>> Start Material for the task
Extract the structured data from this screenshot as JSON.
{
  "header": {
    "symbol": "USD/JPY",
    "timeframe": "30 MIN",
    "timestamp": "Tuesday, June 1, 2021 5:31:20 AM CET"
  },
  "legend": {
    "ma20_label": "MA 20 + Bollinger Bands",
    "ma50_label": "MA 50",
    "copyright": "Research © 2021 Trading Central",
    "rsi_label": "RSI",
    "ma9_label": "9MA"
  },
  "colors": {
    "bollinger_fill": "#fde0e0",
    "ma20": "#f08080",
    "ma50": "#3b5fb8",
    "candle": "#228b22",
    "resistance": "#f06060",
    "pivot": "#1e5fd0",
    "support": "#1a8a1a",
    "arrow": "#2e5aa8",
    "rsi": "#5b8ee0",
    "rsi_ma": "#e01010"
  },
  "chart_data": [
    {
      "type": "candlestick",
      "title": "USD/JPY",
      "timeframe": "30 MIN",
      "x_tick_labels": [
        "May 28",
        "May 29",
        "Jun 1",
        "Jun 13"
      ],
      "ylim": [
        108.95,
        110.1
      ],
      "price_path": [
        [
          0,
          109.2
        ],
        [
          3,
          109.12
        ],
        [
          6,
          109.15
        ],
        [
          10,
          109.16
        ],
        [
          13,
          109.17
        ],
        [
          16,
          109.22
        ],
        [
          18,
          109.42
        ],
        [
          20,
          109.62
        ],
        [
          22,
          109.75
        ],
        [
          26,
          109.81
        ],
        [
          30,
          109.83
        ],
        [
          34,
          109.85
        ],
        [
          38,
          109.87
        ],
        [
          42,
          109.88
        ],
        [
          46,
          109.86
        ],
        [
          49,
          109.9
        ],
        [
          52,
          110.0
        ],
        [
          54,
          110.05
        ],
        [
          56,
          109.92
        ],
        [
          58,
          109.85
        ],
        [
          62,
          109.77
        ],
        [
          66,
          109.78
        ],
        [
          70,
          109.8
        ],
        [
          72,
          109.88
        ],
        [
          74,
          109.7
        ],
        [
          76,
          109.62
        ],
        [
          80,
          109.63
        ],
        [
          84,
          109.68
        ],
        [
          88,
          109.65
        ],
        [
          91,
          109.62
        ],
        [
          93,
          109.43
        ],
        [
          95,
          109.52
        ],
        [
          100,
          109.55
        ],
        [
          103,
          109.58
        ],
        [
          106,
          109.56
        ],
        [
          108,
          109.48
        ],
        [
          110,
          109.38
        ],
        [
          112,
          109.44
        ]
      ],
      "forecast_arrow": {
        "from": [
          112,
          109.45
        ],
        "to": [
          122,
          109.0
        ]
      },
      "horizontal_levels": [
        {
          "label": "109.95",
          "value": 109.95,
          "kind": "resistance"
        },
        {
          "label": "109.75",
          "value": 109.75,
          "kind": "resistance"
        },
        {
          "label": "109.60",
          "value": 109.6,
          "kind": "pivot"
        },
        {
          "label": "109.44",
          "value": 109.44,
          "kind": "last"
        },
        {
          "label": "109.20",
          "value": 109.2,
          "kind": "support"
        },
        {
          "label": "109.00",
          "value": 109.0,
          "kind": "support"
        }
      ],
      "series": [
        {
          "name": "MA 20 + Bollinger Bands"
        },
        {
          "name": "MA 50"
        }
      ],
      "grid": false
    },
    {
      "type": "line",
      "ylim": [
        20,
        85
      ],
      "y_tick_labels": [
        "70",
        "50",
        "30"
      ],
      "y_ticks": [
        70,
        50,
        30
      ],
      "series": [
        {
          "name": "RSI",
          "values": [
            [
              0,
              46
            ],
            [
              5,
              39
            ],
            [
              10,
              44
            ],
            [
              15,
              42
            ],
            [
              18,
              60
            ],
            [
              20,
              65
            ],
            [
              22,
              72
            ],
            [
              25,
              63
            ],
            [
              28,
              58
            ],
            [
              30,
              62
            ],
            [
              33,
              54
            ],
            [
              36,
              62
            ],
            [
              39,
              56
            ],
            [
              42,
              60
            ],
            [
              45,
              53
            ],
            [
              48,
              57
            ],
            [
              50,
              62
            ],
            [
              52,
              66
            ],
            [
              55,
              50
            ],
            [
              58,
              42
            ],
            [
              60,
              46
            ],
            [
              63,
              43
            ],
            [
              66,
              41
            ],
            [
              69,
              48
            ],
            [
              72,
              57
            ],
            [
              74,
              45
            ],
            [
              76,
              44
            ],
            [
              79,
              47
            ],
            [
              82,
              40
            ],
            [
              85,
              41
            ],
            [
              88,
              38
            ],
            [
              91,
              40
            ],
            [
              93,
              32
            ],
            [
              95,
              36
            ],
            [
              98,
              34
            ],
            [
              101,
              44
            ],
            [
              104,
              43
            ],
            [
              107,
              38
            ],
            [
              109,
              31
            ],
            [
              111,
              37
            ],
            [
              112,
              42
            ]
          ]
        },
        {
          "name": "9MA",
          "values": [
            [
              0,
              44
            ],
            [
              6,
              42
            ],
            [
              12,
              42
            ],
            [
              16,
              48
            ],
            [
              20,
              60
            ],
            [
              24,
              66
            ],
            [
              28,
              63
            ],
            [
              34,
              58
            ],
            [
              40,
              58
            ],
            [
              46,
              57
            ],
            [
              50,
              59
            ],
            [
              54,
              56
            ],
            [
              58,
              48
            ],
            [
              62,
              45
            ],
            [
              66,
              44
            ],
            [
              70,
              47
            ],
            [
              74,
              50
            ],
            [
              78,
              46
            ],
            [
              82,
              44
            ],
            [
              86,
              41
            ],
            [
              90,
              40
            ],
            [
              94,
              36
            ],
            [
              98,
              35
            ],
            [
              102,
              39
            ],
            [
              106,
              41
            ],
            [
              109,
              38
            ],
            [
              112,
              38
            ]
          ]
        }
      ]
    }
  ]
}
>> End Material for the task
#### Required work
Using the records above, gather all lines where the string "name" is present.

#### Solved exercise
          "name": "MA 20 + Bollinger Bands"
          "name": "MA 50"
          "name": "RSI",
          "name": "9MA",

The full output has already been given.